- **Aim of the task**:
Needed from the entries below: every line that holds the word "Tillæg".
Information supplied Start Marker
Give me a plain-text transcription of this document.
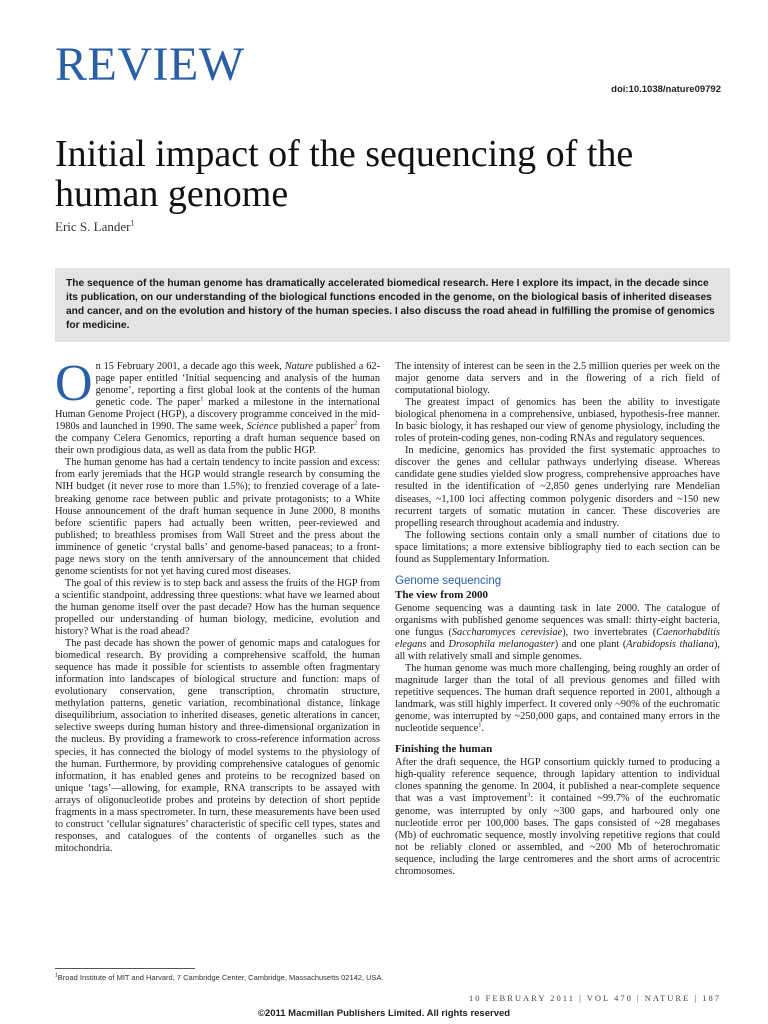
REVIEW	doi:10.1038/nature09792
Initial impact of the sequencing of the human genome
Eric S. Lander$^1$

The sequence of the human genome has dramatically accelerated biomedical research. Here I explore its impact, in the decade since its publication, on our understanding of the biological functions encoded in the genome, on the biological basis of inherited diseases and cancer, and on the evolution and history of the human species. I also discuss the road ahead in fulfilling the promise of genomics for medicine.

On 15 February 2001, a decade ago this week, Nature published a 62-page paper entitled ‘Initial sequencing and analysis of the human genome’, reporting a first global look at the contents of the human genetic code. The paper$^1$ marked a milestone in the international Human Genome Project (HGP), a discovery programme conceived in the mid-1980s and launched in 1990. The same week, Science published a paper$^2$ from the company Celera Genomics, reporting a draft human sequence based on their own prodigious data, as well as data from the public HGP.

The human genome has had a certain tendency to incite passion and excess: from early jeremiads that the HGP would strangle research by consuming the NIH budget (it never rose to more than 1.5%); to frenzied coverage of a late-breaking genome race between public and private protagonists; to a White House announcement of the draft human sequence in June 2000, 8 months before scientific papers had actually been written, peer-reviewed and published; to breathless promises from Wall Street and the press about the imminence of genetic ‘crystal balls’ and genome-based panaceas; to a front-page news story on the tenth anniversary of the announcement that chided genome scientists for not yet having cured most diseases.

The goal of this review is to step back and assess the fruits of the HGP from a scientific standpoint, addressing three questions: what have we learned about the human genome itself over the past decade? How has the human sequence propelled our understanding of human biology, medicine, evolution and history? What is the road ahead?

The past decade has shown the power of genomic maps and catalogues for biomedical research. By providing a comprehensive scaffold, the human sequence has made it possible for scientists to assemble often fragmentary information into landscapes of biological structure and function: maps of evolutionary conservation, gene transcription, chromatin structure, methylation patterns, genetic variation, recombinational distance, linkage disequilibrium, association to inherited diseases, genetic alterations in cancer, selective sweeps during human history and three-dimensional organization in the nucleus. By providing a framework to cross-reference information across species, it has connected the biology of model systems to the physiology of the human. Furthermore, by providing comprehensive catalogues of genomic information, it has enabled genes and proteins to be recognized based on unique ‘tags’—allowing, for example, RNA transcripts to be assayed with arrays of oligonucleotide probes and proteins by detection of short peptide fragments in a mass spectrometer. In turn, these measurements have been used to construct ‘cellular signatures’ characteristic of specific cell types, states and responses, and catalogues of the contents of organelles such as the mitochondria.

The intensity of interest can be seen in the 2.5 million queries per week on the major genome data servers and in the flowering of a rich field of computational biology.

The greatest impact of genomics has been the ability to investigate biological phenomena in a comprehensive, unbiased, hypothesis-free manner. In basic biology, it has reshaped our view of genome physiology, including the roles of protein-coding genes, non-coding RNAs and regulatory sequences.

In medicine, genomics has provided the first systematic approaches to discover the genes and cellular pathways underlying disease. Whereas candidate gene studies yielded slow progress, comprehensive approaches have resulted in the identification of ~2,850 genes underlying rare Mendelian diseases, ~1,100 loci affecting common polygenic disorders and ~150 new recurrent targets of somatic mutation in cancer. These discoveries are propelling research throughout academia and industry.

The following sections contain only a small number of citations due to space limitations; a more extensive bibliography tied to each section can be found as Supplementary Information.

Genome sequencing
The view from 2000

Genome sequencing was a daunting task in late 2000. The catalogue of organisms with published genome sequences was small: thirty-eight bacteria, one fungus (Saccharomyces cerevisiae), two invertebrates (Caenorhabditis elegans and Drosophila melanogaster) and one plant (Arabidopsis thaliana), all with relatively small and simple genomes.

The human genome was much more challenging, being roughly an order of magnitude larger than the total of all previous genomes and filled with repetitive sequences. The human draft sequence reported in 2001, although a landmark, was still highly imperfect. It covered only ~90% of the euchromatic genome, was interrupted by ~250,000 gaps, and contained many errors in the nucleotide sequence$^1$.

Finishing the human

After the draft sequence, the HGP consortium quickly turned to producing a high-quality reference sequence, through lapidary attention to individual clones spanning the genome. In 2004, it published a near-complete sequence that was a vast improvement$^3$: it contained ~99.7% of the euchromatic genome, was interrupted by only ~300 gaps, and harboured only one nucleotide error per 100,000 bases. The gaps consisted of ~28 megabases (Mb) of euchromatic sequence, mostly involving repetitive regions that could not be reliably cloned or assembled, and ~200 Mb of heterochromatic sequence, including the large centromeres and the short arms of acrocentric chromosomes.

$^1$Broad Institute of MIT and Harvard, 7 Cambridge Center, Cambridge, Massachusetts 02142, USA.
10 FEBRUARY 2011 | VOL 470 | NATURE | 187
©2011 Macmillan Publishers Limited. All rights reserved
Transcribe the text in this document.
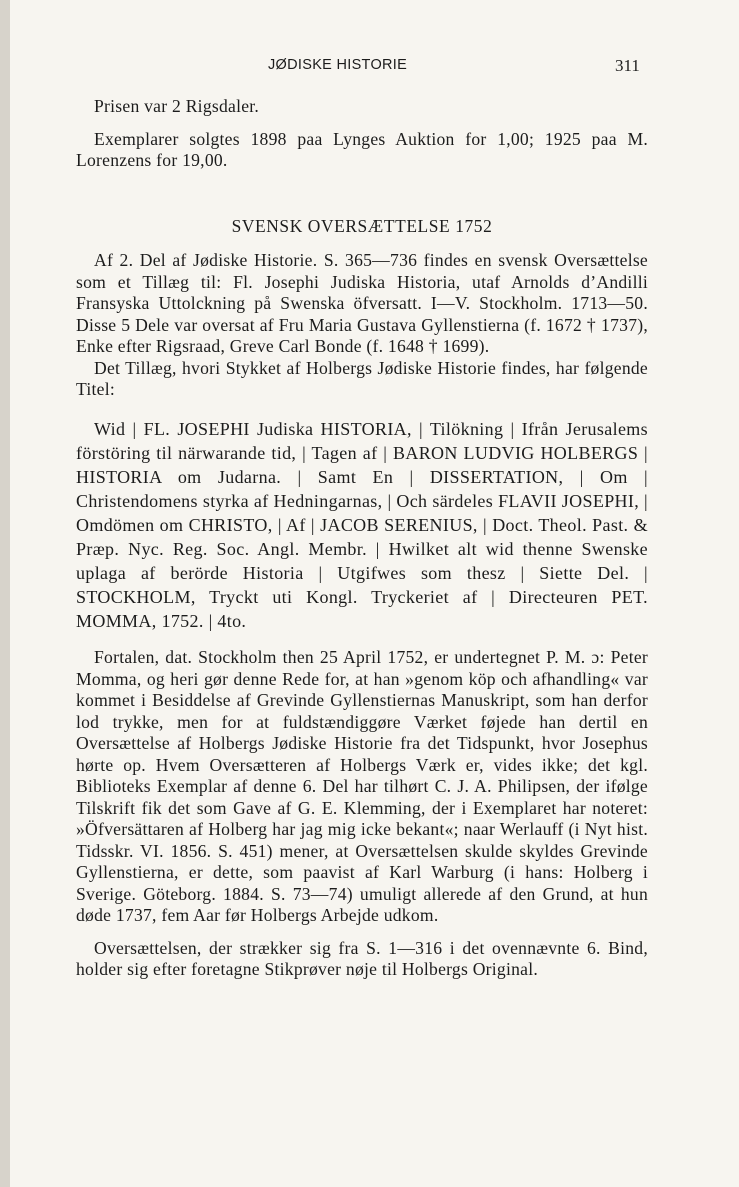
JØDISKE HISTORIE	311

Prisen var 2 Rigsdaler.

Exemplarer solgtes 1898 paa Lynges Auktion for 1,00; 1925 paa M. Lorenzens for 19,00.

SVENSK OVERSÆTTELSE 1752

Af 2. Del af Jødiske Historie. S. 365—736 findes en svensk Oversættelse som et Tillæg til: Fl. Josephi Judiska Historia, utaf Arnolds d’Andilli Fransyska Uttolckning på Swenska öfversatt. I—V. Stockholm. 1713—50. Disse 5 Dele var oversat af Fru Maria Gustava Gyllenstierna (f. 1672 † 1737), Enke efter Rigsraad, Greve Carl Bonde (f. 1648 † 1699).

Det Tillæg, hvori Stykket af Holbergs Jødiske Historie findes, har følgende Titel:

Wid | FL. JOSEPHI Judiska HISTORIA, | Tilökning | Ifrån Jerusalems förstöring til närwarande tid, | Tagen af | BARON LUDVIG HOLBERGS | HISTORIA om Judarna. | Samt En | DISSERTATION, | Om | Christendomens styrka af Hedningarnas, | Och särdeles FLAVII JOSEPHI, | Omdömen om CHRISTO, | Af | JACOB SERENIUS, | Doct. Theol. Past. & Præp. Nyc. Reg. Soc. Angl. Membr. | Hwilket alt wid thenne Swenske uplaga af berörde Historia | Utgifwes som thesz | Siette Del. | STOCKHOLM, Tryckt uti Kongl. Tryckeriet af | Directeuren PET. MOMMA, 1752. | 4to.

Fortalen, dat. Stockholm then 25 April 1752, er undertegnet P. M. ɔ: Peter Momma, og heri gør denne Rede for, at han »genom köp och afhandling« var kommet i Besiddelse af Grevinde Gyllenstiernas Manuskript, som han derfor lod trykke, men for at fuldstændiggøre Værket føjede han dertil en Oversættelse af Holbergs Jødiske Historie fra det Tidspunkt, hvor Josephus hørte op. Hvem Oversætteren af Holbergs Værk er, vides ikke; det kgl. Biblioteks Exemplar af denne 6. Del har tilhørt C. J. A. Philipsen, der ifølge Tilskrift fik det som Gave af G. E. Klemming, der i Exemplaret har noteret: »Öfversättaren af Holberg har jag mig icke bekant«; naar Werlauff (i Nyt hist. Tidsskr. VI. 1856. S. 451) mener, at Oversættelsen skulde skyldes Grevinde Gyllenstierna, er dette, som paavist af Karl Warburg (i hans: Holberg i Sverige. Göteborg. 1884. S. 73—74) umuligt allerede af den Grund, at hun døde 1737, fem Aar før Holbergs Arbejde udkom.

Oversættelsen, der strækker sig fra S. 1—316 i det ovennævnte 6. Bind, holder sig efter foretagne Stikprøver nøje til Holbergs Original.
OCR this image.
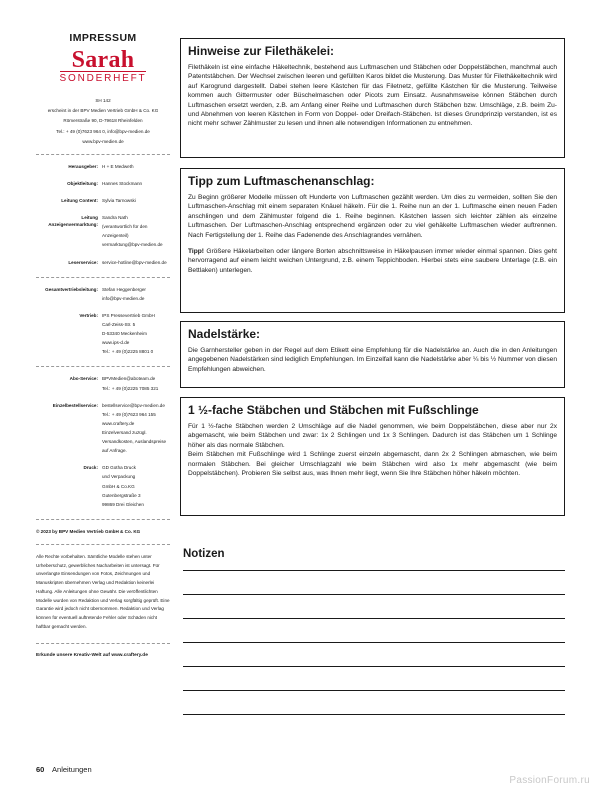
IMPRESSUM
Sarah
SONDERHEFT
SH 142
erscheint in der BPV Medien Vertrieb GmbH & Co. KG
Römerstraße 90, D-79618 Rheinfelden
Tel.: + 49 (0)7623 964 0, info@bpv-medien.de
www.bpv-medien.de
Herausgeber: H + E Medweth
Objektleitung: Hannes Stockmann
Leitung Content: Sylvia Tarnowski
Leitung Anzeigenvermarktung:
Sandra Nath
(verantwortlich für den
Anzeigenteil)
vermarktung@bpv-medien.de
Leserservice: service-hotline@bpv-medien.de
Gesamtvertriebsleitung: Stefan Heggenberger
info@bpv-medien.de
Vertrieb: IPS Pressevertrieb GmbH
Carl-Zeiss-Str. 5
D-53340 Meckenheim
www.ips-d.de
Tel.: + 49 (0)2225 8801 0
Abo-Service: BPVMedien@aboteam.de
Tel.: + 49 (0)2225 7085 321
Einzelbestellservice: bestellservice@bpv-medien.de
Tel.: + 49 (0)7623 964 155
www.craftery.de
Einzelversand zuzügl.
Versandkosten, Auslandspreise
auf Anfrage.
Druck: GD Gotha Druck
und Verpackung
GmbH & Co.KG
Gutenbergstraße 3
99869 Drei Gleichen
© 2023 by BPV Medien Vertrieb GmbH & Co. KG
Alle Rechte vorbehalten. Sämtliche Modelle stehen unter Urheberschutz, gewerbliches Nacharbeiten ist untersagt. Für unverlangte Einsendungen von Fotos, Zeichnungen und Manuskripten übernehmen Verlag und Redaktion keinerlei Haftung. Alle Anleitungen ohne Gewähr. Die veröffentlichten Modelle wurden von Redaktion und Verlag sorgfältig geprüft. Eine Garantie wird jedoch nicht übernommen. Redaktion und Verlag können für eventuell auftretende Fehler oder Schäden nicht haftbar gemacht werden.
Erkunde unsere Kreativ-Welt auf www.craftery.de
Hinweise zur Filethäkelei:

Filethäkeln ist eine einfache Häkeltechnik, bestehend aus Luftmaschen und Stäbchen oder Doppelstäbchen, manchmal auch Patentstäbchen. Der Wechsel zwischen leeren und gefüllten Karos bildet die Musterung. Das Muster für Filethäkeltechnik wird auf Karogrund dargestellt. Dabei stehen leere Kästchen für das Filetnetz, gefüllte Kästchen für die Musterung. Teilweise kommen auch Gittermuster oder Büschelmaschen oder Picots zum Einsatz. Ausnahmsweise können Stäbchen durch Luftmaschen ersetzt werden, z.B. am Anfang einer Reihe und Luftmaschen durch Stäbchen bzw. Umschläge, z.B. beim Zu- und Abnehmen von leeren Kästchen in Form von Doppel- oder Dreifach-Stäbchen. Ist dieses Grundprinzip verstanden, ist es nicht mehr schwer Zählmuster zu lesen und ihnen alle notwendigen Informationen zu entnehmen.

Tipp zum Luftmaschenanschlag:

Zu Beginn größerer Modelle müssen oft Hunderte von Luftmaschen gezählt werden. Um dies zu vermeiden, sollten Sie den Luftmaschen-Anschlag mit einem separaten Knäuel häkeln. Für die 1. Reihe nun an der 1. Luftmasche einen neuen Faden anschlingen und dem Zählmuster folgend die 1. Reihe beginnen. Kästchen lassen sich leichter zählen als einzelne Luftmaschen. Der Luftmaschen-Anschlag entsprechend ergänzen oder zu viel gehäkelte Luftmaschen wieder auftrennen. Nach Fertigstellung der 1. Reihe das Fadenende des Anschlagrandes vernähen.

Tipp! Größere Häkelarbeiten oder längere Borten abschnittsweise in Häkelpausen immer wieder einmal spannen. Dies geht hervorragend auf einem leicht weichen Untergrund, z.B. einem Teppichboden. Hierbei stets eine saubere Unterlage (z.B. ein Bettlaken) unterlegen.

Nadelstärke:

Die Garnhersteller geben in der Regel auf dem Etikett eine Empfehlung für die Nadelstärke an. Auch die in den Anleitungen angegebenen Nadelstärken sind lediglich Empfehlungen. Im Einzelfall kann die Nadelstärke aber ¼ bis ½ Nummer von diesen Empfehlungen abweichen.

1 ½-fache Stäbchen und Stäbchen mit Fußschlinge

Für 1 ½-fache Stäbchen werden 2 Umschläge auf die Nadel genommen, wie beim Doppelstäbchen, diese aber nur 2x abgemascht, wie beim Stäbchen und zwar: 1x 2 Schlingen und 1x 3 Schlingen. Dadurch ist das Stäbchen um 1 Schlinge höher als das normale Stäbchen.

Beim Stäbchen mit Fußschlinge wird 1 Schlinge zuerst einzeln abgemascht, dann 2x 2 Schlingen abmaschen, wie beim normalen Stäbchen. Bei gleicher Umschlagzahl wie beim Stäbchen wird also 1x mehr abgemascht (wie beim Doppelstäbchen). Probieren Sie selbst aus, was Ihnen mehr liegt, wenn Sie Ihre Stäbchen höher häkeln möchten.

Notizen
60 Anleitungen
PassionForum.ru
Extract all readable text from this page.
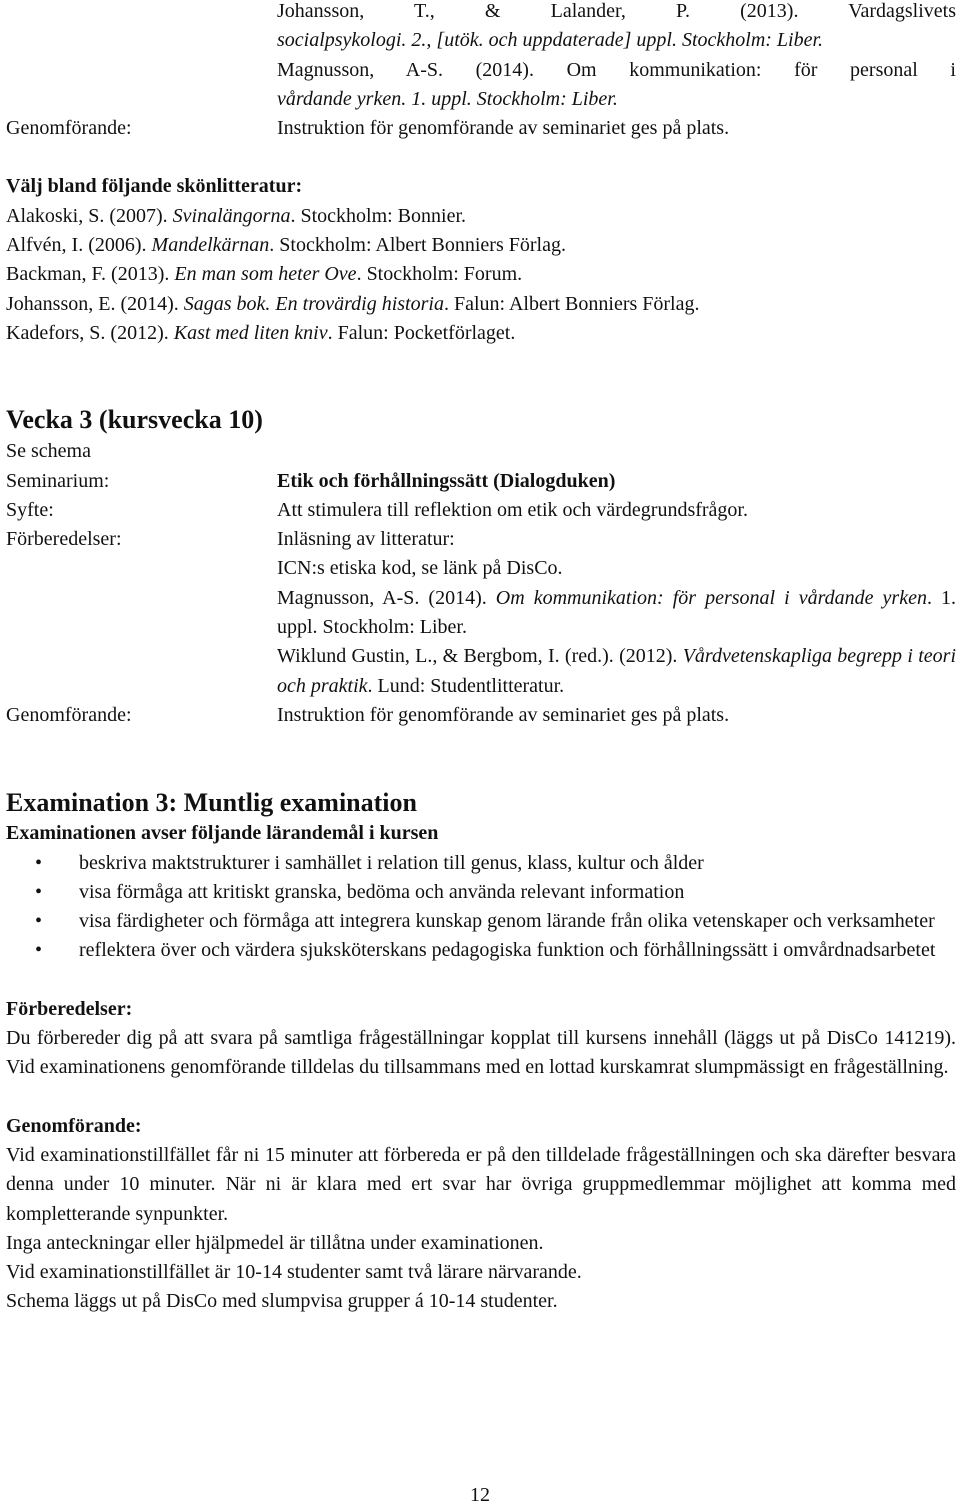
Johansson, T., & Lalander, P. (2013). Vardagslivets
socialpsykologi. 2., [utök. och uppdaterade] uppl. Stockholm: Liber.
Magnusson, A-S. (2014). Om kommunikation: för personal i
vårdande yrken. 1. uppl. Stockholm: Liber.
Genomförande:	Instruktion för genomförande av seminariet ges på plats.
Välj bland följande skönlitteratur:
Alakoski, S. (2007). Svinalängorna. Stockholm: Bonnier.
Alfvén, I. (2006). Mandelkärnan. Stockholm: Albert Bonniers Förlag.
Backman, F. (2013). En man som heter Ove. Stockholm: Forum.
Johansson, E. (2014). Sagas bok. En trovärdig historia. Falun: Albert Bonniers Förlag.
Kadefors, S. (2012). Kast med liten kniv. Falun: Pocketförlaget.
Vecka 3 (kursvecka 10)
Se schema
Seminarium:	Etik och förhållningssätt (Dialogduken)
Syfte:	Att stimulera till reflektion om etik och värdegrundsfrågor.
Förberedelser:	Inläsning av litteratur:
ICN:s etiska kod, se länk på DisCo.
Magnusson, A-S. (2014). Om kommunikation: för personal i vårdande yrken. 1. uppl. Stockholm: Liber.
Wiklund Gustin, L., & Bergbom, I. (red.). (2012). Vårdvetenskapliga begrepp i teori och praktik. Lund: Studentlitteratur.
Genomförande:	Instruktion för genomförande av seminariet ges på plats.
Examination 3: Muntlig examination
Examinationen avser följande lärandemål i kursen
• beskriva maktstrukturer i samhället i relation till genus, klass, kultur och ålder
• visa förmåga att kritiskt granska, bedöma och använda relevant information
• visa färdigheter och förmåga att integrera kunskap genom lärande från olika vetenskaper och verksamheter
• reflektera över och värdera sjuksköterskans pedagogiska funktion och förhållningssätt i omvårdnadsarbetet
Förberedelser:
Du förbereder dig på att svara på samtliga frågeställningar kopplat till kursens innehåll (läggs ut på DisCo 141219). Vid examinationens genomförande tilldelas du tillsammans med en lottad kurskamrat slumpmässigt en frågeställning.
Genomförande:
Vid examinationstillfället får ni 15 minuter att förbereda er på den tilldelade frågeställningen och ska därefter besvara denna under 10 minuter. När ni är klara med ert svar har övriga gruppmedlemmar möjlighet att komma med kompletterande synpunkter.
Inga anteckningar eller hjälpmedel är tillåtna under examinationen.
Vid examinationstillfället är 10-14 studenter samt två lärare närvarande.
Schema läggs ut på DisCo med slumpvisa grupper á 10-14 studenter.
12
Information supplied End Marker
- **Expected output**:
Af 2. Del af Jødiske Historie. S. 365—736 findes en svensk Oversættelse som et Tillæg til: Fl. Josephi Judiska Historia, utaf Arnolds d’Andilli Fransyska Uttolckning på Swenska öfversatt. I—V. Stockholm. 1713—50. Disse 5 Dele var oversat af Fru Maria Gustava Gyllenstierna (f. 1672 † 1737), Enke efter Rigsraad, Greve Carl Bonde (f. 1648 † 1699).
Det Tillæg, hvori Stykket af Holbergs Jødiske Historie findes, har følgende Titel:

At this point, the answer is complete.